• [Request]:
Will you output all of the data below exactly, omitting the images?

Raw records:

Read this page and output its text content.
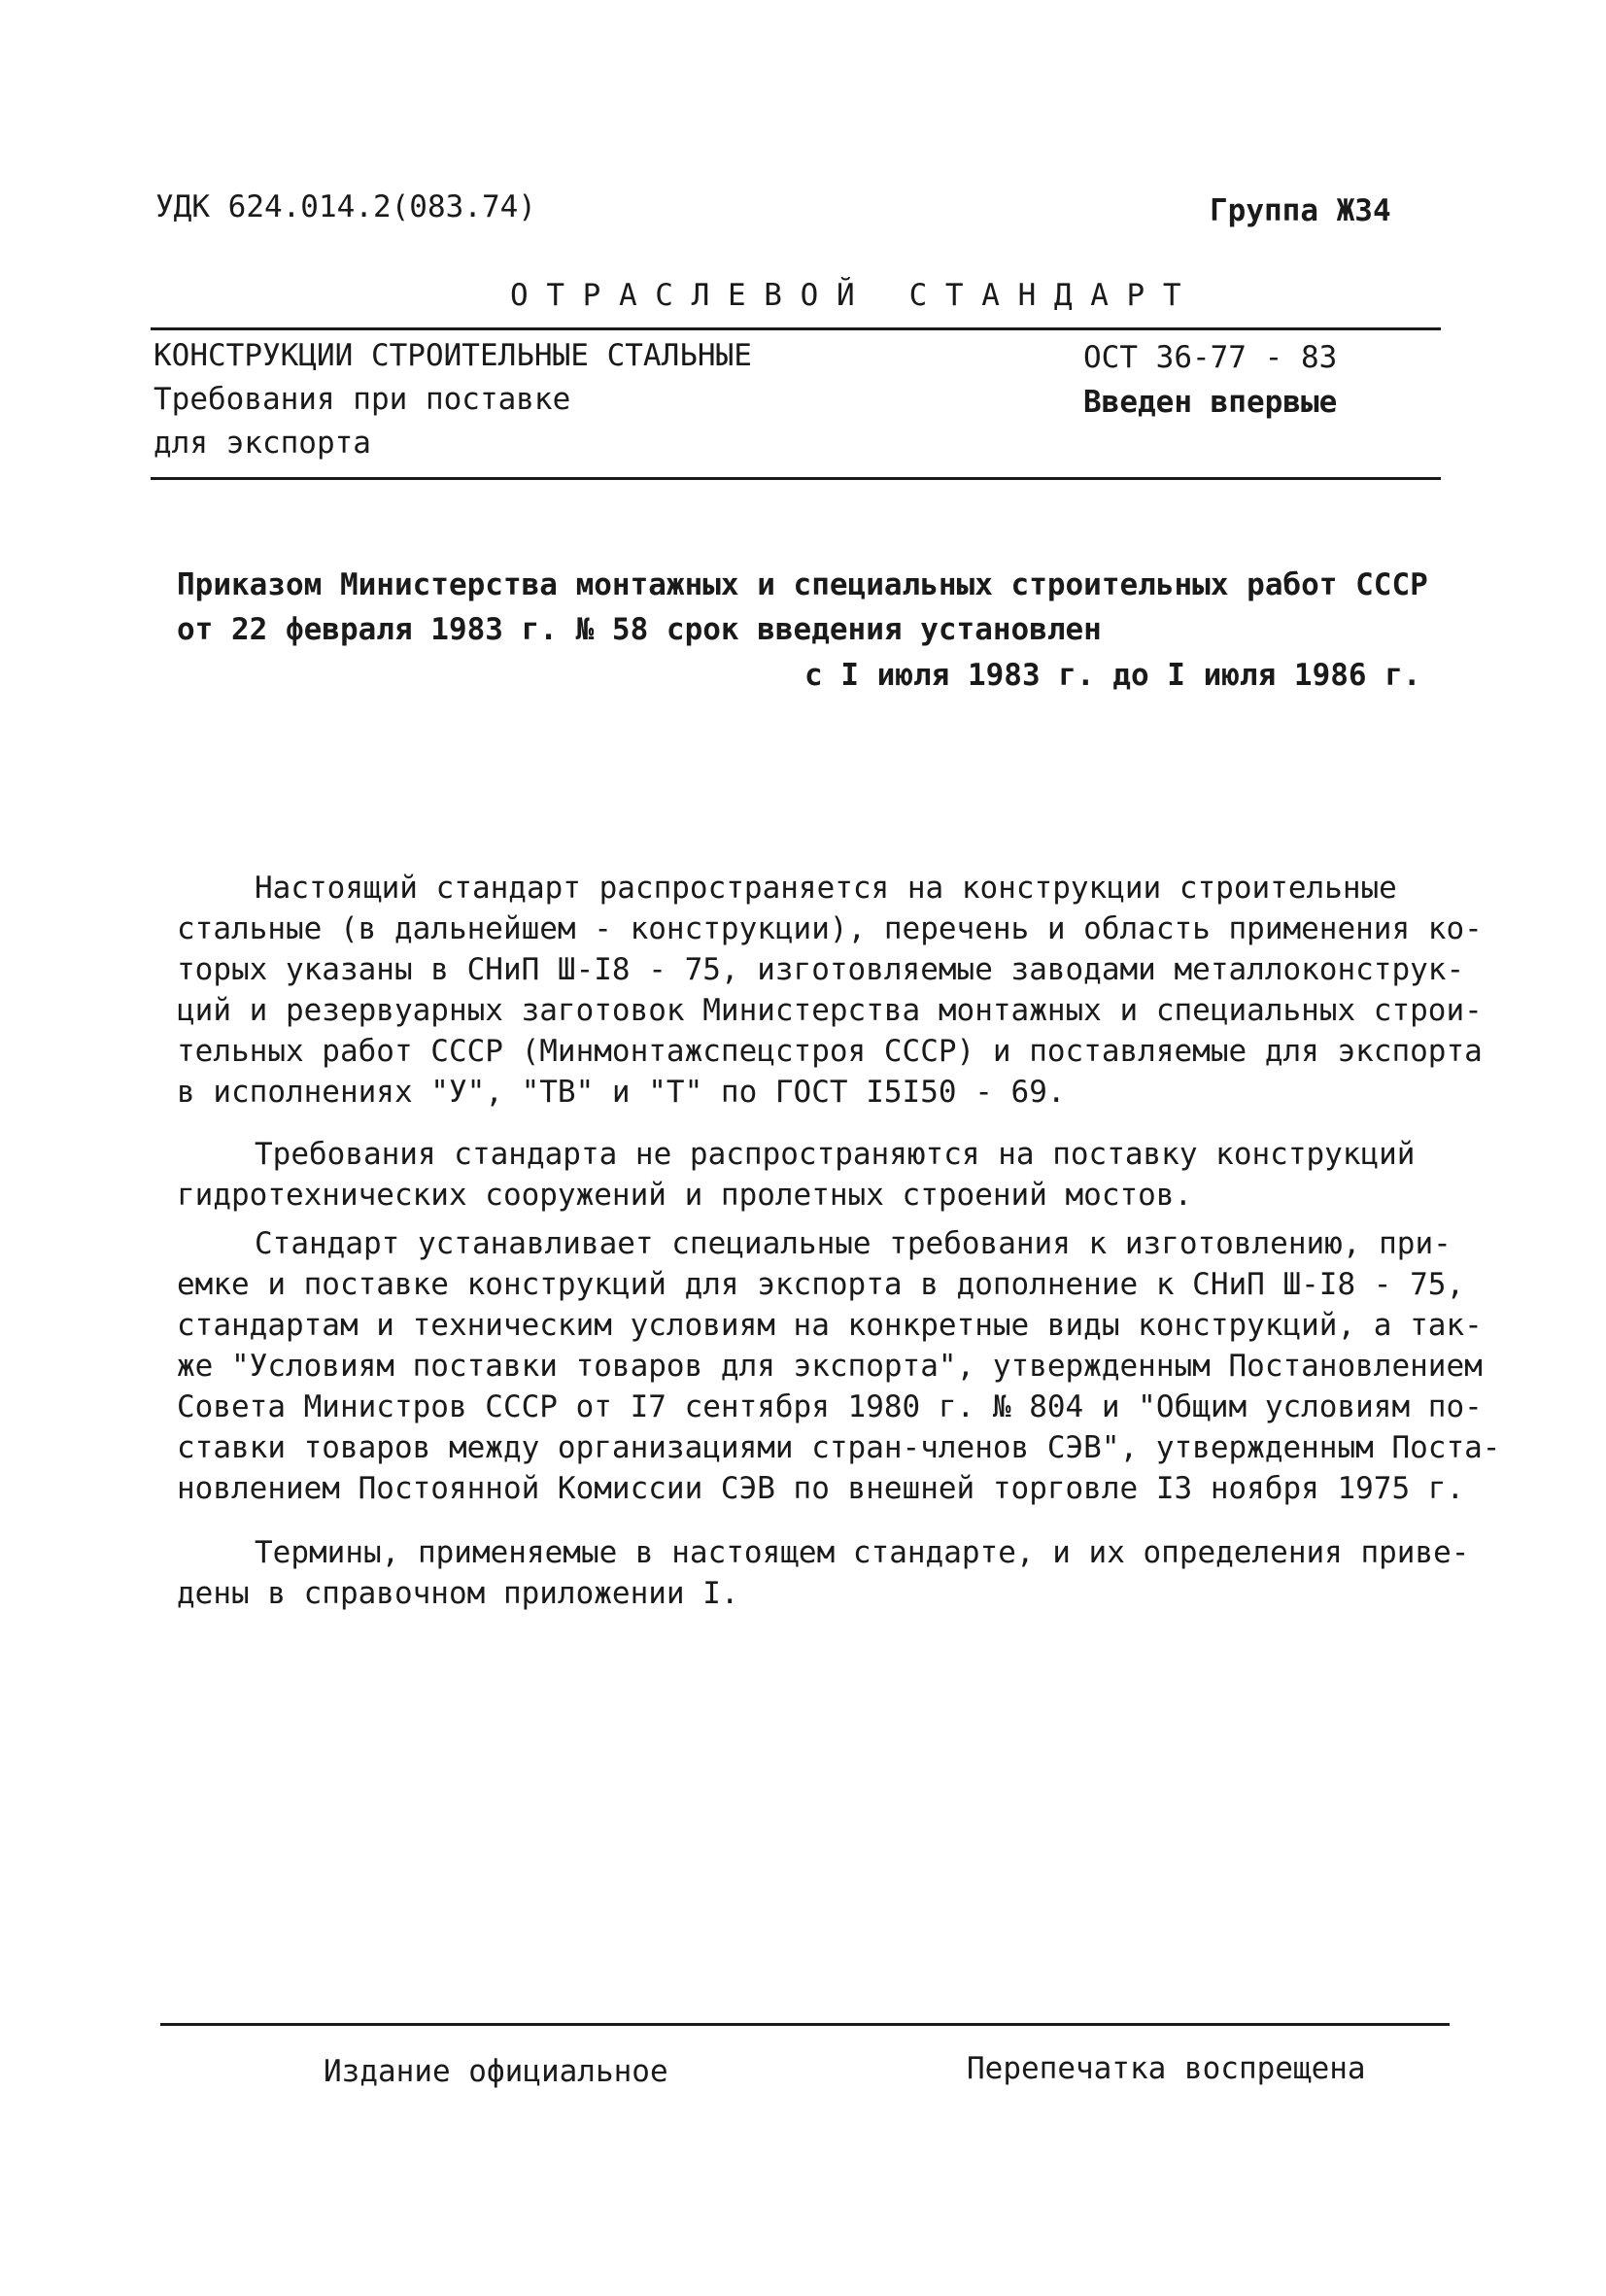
УДК 624.014.2(083.74)	Группа Ж34
О Т Р А С Л Е В О Й   С Т А Н Д А Р Т
КОНСТРУКЦИИ СТРОИТЕЛЬНЫЕ СТАЛЬНЫЕ
Требования при поставке
для экспорта
ОСТ 36-77 - 83
Введен впервые
Приказом Министерства монтажных и специальных строительных работ СССР
от 22 февраля 1983 г. № 58 срок введения установлен
с I июля 1983 г. до I июля 1986 г.
Настоящий стандарт распространяется на конструкции строительные
стальные (в дальнейшем - конструкции), перечень и область применения ко-
торых указаны в СНиП Ш-I8 - 75, изготовляемые заводами металлоконструк-
ций и резервуарных заготовок Министерства монтажных и специальных строи-
тельных работ СССР (Минмонтажспецстроя СССР) и поставляемые для экспорта
в исполнениях "У", "ТВ" и "Т" по ГОСТ I5I50 - 69.
Требования стандарта не распространяются на поставку конструкций
гидротехнических сооружений и пролетных строений мостов.
Стандарт устанавливает специальные требования к изготовлению, при-
емке и поставке конструкций для экспорта в дополнение к СНиП Ш-I8 - 75,
стандартам и техническим условиям на конкретные виды конструкций, а так-
же "Условиям поставки товаров для экспорта", утвержденным Постановлением
Совета Министров СССР от I7 сентября 1980 г. № 804 и "Общим условиям по-
ставки товаров между организациями стран-членов СЭВ", утвержденным Поста-
новлением Постоянной Комиссии СЭВ по внешней торговле I3 ноября 1975 г.
Термины, применяемые в настоящем стандарте, и их определения приве-
дены в справочном приложении I.
Издание официальное	Перепечатка воспрещена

• [Response for this exercise]:
Read this page and output its text content.
УДК 624.014.2(083.74)	Группа Ж34
О Т Р А С Л Е В О Й   С Т А Н Д А Р Т
КОНСТРУКЦИИ СТРОИТЕЛЬНЫЕ СТАЛЬНЫЕ
Требования при поставке
для экспорта
ОСТ 36-77 - 83
Введен впервые
Приказом Министерства монтажных и специальных строительных работ СССР
от 22 февраля 1983 г. № 58 срок введения установлен
с I июля 1983 г. до I июля 1986 г.
Настоящий стандарт распространяется на конструкции строительные
стальные (в дальнейшем - конструкции), перечень и область применения ко-
торых указаны в СНиП Ш-I8 - 75, изготовляемые заводами металлоконструк-
ций и резервуарных заготовок Министерства монтажных и специальных строи-
тельных работ СССР (Минмонтажспецстроя СССР) и поставляемые для экспорта
в исполнениях "У", "ТВ" и "Т" по ГОСТ I5I50 - 69.
Требования стандарта не распространяются на поставку конструкций
гидротехнических сооружений и пролетных строений мостов.
Стандарт устанавливает специальные требования к изготовлению, при-
емке и поставке конструкций для экспорта в дополнение к СНиП Ш-I8 - 75,
стандартам и техническим условиям на конкретные виды конструкций, а так-
же "Условиям поставки товаров для экспорта", утвержденным Постановлением
Совета Министров СССР от I7 сентября 1980 г. № 804 и "Общим условиям по-
ставки товаров между организациями стран-членов СЭВ", утвержденным Поста-
новлением Постоянной Комиссии СЭВ по внешней торговле I3 ноября 1975 г.
Термины, применяемые в настоящем стандарте, и их определения приве-
дены в справочном приложении I.
Издание официальное	Перепечатка воспрещена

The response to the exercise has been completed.